Using the class is very easy. Include the class file, initialize the class and then invoke get($url), where $url is the IMDB URL for movie.

include 'path/to/class/class.imdb.php';
$imdbObj   = new Imdb();

// movieInfo contains the details of Movies in associative array format
$movieInfo = $imdbObj->get('http://www.imdb.com/title/tt0167260/');

// OR simply enter the movie name :)
$movieInfo = $imdbObj->get('The Matrix');

Here's a vardump of movieInfo:

  1. (
  2. [title:] => The Lord of the Rings: The Return of the King (2003)

____

Given exercise 1
Answer these about the IMDB class text:
(a) Which method is called on the object to fetch a movie's details?
(b) What movie name is passed in place of a URL?
(c) What title appears in the vardump of movieInfo?
The records have no connection to the IMDB class text.

____

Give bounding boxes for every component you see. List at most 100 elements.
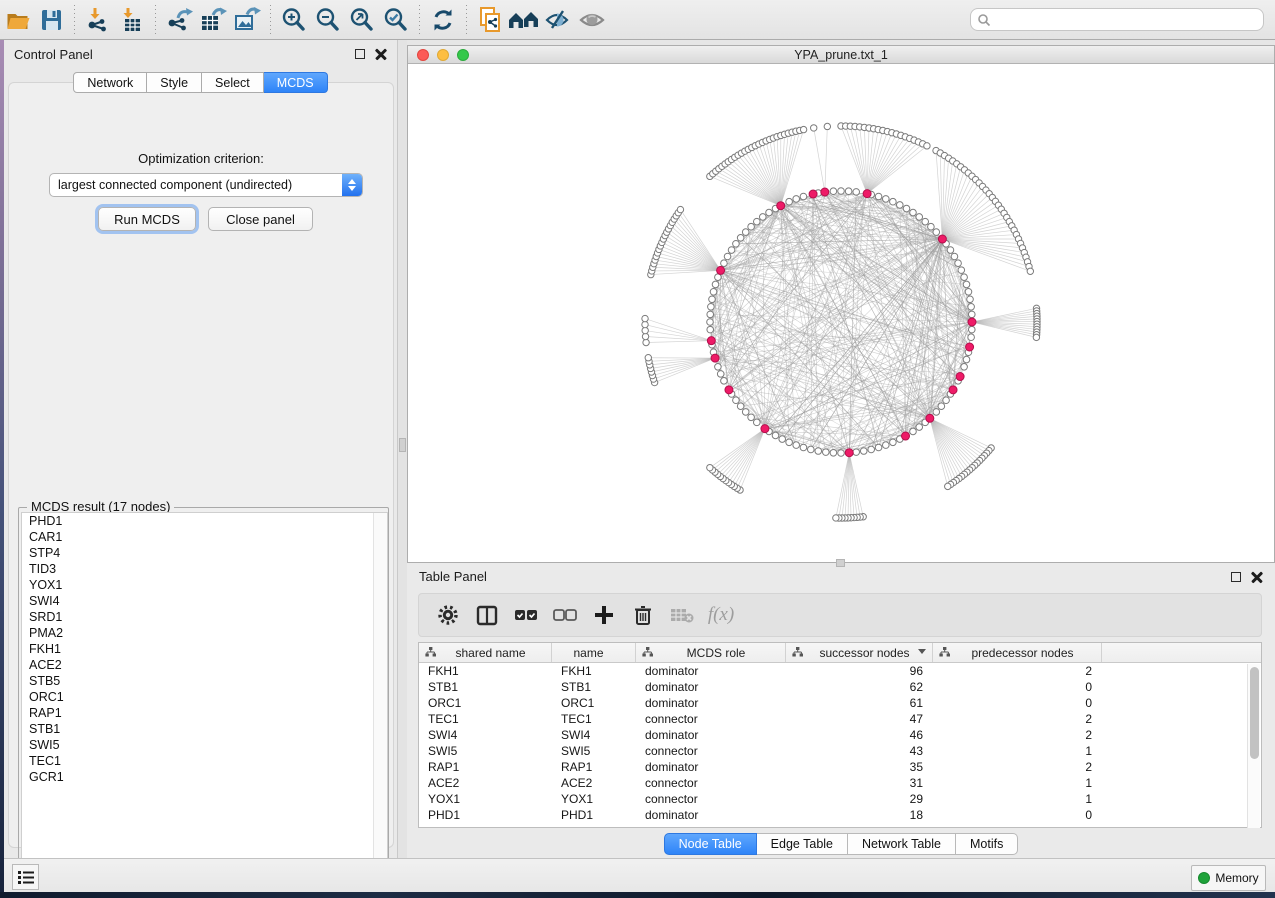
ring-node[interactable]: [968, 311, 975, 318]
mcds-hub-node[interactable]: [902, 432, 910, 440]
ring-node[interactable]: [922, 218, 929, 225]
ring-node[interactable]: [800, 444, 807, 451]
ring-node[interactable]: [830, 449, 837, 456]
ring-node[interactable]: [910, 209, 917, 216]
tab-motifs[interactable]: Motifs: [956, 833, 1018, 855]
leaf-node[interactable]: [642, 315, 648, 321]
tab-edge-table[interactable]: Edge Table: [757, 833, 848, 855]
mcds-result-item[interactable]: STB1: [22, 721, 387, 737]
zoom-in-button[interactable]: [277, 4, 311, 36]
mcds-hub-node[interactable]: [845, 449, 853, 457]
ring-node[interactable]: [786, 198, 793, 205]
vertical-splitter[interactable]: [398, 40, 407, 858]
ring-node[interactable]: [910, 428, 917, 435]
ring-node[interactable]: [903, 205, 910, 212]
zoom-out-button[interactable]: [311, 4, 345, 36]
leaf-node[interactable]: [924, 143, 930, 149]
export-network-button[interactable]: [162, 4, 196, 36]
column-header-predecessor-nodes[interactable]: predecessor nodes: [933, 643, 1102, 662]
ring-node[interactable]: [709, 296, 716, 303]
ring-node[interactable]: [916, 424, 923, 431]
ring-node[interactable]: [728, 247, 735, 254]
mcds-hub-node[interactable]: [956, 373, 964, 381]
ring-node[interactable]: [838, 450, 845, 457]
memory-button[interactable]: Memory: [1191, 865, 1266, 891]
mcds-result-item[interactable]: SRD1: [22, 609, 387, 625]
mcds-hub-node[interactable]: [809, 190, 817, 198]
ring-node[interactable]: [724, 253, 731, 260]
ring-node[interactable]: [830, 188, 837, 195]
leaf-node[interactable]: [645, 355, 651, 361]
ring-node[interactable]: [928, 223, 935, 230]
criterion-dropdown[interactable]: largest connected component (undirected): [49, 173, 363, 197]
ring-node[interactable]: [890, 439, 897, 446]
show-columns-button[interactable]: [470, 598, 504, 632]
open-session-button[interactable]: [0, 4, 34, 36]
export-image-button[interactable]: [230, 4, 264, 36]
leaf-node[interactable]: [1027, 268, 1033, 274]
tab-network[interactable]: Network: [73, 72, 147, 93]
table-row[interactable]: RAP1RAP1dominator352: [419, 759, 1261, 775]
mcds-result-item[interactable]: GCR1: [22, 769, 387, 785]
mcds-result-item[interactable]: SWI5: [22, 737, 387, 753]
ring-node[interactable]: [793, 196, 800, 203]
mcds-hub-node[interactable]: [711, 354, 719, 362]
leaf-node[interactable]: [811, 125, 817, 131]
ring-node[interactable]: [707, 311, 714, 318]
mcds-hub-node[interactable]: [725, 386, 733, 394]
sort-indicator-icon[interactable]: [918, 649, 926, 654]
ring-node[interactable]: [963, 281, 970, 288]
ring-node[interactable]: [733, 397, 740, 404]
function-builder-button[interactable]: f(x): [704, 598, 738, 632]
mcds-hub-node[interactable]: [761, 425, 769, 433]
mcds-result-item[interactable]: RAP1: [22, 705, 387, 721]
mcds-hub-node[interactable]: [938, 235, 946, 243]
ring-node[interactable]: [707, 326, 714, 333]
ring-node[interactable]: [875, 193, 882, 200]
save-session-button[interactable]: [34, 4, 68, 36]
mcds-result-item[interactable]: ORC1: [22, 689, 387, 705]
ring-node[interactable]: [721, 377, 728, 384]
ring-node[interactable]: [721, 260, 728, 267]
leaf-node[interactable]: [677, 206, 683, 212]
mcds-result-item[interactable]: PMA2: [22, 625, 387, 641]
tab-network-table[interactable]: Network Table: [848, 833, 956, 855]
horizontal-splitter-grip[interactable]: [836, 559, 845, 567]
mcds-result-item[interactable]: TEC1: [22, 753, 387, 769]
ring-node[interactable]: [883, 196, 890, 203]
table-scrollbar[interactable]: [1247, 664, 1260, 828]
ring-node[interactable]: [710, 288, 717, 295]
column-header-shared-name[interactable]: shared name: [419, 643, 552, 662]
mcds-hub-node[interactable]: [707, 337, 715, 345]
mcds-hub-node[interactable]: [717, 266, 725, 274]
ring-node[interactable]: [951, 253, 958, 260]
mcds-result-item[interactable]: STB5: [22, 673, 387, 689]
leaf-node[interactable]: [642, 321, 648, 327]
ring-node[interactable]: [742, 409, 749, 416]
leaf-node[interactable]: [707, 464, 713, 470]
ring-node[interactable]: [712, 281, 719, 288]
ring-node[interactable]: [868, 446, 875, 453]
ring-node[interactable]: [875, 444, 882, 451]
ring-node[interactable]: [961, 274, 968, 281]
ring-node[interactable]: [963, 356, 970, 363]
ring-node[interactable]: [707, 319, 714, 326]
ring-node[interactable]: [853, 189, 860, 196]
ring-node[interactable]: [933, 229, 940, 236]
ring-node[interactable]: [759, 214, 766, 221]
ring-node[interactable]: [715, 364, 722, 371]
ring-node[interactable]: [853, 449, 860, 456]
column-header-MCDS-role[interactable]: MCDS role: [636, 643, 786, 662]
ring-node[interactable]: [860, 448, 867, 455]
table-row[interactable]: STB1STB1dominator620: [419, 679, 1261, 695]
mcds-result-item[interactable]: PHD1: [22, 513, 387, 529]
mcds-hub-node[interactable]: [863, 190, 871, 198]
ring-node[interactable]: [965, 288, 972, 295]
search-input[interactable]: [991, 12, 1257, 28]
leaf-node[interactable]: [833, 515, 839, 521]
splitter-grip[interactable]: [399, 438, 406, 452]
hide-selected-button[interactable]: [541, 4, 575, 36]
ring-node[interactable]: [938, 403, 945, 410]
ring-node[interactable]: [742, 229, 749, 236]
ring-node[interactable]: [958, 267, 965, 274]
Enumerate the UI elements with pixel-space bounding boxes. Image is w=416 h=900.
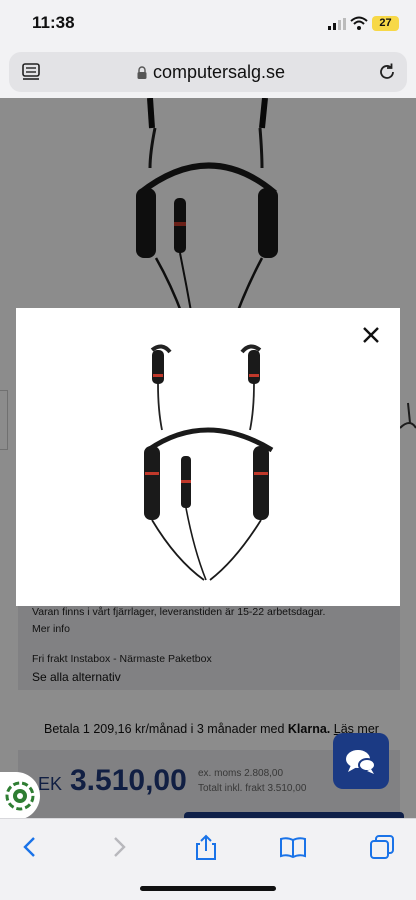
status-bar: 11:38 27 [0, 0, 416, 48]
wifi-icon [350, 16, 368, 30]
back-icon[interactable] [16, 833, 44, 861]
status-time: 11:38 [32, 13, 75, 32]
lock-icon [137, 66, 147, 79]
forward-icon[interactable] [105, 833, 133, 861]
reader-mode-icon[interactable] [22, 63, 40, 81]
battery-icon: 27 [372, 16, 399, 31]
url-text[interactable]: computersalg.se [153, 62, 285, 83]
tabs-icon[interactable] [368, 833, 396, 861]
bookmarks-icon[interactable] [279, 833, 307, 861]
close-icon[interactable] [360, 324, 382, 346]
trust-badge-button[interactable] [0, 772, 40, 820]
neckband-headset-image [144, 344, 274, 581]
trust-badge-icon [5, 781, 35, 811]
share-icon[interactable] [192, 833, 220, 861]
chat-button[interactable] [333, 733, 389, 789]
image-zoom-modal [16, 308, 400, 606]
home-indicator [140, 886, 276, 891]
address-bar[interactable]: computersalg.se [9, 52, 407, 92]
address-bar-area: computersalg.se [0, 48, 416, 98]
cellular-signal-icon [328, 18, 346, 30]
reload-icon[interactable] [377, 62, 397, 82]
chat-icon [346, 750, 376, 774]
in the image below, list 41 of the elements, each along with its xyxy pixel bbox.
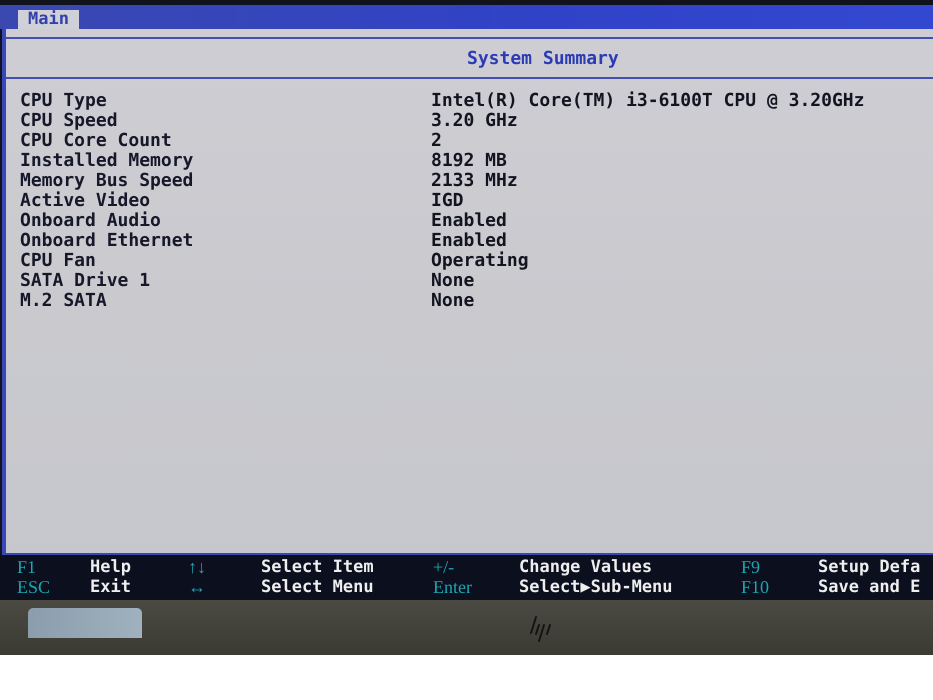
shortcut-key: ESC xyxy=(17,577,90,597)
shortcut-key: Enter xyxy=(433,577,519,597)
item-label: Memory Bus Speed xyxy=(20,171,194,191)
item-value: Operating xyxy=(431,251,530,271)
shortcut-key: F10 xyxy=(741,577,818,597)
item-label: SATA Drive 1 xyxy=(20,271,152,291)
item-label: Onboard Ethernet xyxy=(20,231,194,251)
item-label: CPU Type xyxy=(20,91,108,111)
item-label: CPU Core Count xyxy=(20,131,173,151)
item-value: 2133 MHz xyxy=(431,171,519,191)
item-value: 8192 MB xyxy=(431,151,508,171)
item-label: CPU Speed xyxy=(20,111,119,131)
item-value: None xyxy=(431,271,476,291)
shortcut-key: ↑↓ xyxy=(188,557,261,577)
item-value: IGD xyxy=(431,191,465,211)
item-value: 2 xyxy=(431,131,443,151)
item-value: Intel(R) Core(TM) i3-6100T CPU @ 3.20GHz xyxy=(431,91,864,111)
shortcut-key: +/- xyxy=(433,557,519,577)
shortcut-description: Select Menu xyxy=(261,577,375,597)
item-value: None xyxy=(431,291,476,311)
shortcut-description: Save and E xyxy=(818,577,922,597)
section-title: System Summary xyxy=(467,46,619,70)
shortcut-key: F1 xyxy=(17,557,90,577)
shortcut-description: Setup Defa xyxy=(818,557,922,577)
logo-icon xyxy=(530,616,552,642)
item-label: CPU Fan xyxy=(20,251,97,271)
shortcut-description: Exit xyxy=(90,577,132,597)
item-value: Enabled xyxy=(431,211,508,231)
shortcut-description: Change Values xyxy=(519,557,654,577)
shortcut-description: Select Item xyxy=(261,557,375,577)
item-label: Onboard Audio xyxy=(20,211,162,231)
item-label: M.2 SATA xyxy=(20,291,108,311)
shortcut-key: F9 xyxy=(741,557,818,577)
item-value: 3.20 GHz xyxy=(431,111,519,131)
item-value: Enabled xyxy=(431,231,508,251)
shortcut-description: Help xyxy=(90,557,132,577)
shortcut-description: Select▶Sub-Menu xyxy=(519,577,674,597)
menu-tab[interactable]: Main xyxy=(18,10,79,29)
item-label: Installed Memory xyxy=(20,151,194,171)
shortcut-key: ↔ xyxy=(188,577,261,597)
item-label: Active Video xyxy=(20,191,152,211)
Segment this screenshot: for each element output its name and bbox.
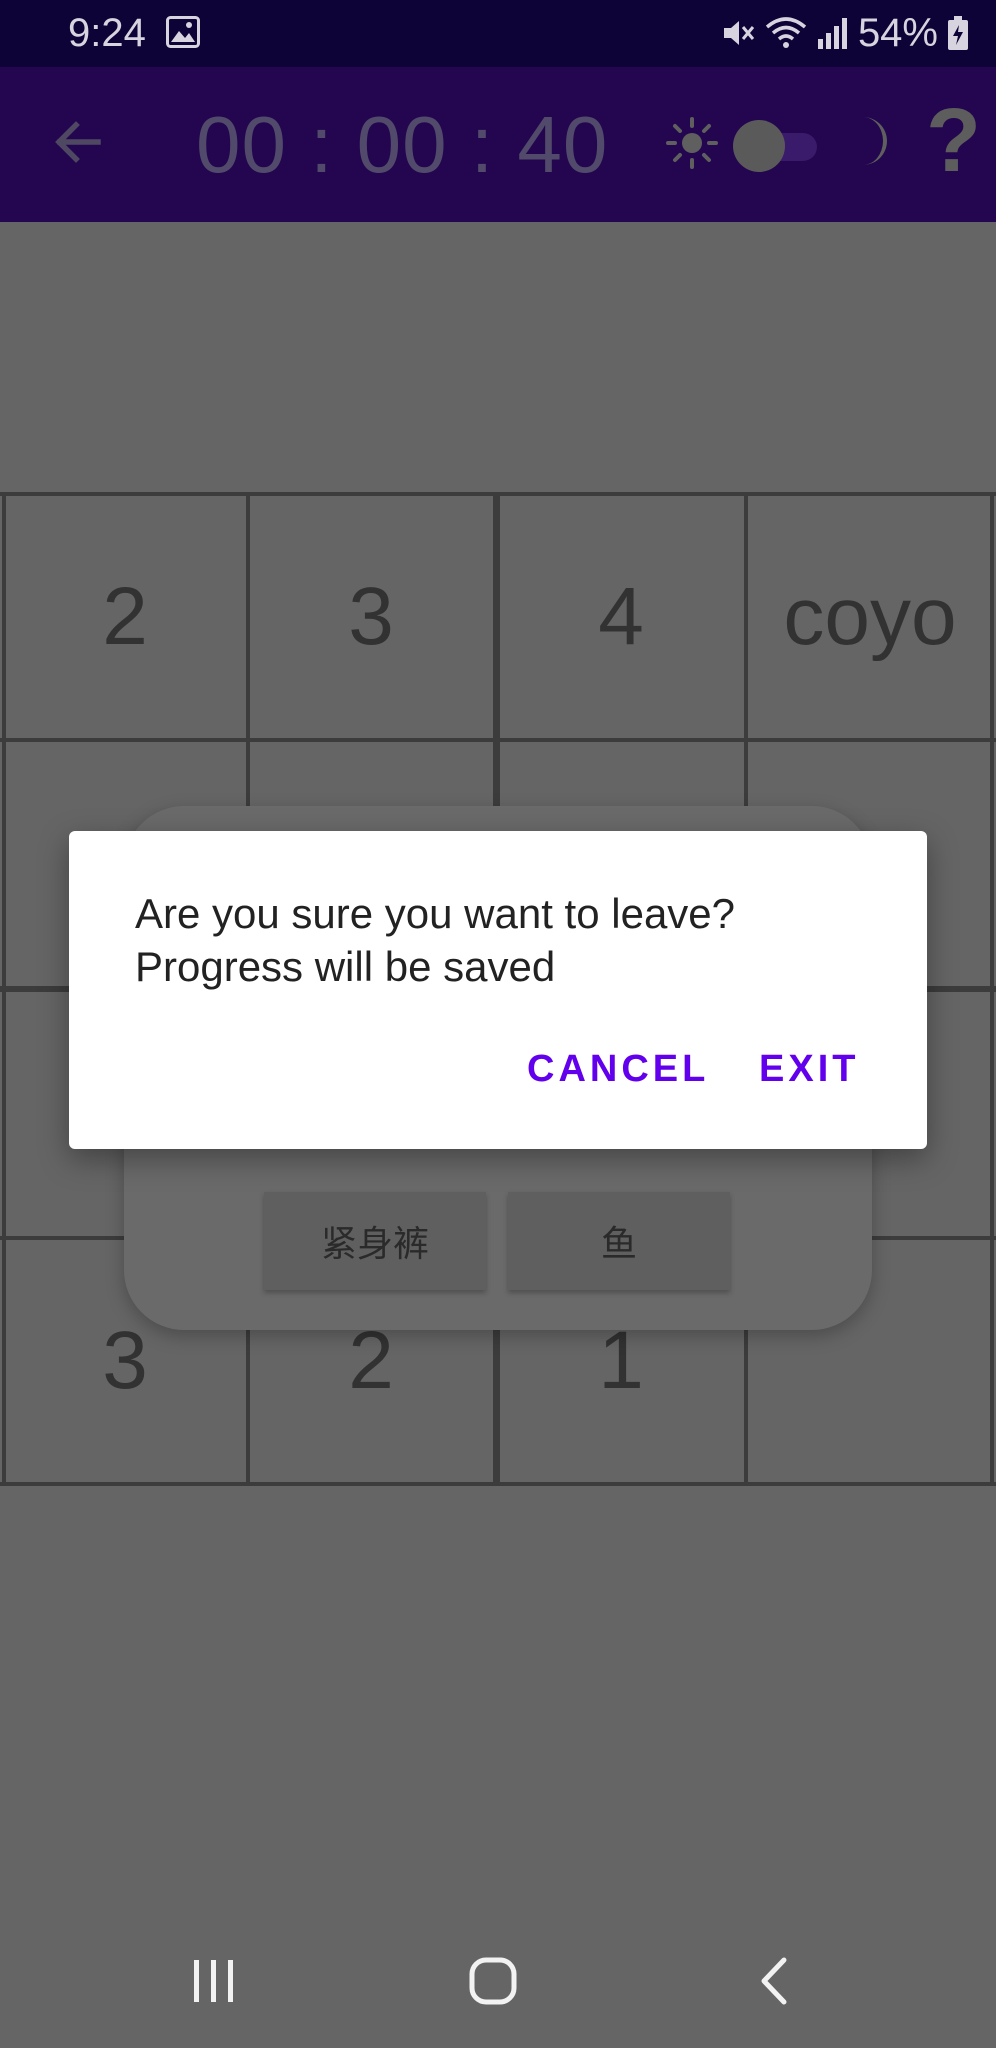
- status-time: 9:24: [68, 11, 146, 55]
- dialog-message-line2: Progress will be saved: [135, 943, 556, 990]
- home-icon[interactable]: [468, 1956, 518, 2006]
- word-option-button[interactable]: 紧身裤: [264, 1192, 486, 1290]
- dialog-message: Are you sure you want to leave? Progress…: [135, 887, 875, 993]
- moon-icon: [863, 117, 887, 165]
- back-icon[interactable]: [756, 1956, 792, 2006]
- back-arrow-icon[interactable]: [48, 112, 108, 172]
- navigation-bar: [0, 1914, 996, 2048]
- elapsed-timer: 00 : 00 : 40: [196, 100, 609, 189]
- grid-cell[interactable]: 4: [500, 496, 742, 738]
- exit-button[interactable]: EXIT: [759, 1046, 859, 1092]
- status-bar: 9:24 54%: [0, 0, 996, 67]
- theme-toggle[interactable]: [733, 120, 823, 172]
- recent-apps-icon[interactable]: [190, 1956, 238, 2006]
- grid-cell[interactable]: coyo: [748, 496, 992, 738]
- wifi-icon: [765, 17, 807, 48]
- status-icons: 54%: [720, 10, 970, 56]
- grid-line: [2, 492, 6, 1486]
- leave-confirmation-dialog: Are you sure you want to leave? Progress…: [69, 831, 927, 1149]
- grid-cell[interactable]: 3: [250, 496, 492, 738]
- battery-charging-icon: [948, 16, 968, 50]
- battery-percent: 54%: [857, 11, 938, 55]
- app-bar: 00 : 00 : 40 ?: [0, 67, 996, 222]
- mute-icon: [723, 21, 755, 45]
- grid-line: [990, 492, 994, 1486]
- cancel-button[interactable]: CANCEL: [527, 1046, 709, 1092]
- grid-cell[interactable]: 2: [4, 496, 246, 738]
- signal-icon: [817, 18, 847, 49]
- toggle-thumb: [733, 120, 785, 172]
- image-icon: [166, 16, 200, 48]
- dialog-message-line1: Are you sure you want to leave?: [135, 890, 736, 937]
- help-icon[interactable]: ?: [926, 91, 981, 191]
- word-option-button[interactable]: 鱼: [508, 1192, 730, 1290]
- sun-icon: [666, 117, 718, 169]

____

Given exercise 2
Print everything in the records from the line containing "ring-node[interactable]: [968, 311, 975, 318]" down to the line containing "tab-edge-table[interactable]: Edge Table: [757, 833, 848, 855]", both lines included.

Worked solution 1
(a) get($url)
(b) The Matrix
(c) The Lord of the Rings: The Return of the King (2003)

Worked solution 2
ring-node[interactable]: [968, 311, 975, 318]
mcds-hub-node[interactable]: [902, 432, 910, 440]
ring-node[interactable]: [922, 218, 929, 225]
ring-node[interactable]: [800, 444, 807, 451]
ring-node[interactable]: [830, 449, 837, 456]
ring-node[interactable]: [910, 209, 917, 216]
tab-motifs[interactable]: Motifs: [956, 833, 1018, 855]
leaf-node[interactable]: [642, 315, 648, 321]
tab-edge-table[interactable]: Edge Table: [757, 833, 848, 855]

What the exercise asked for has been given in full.